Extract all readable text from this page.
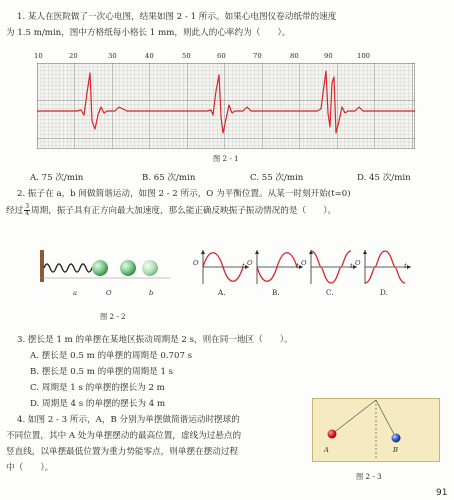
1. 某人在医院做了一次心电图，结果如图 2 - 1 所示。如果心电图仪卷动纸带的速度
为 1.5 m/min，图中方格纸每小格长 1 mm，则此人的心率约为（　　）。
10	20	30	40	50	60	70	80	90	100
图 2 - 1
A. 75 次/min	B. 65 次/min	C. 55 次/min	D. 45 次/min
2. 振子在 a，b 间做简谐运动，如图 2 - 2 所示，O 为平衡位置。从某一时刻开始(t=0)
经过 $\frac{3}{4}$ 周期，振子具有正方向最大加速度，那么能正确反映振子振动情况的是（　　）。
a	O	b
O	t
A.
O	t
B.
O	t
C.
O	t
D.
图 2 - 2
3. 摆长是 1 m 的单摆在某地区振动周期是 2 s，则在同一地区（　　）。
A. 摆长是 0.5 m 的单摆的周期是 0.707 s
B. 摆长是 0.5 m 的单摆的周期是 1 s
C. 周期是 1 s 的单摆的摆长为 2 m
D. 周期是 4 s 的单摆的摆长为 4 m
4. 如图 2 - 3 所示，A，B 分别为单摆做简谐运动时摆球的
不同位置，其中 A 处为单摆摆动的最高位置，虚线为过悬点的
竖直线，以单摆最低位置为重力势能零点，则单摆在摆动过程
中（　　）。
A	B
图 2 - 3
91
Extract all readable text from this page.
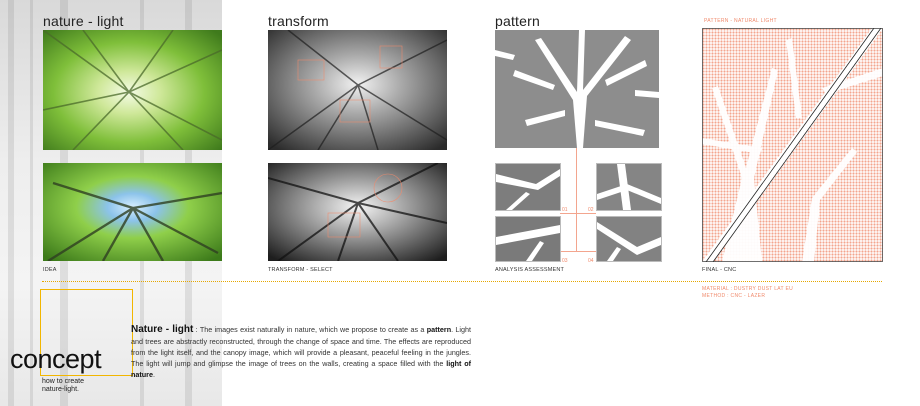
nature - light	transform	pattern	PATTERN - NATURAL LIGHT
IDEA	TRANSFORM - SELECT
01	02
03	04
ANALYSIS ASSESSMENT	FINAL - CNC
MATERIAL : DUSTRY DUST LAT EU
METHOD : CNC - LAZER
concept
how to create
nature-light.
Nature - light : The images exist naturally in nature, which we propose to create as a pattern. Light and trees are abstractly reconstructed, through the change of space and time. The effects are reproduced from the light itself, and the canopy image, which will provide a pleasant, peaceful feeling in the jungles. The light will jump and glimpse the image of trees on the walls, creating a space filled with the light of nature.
━━━━━━━━━━━━━━━━━━━━
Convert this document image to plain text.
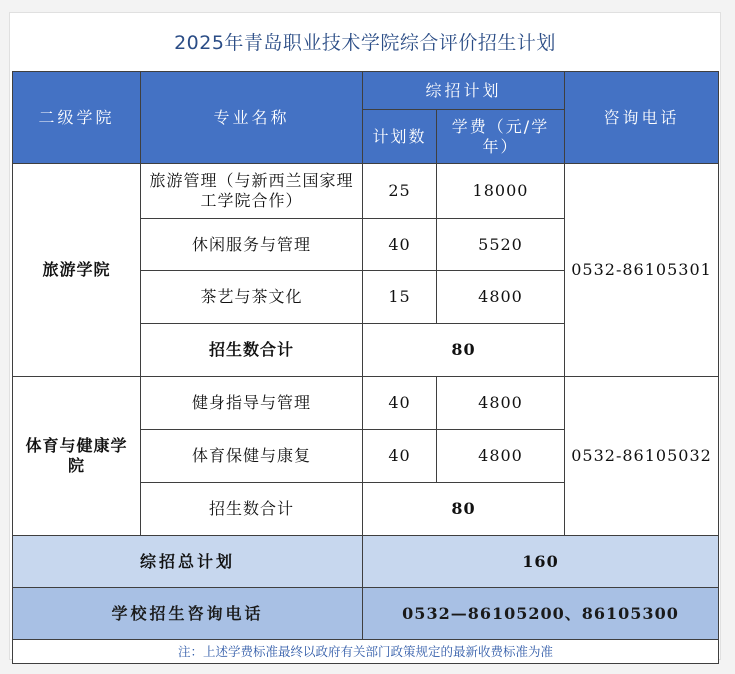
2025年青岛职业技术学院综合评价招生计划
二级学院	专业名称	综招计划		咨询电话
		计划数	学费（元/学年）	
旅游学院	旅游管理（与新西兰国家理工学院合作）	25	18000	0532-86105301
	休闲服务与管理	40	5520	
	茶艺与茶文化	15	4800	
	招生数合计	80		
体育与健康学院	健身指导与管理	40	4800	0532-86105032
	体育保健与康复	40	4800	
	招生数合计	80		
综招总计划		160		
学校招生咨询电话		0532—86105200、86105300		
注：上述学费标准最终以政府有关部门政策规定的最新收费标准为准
━━━━━━━━━━━━━━━━━━━━
* _Work instructions_: Determine how many lines in the data above contain the string "create". Give nothing except the number.

* _Answer for this exercise_: 2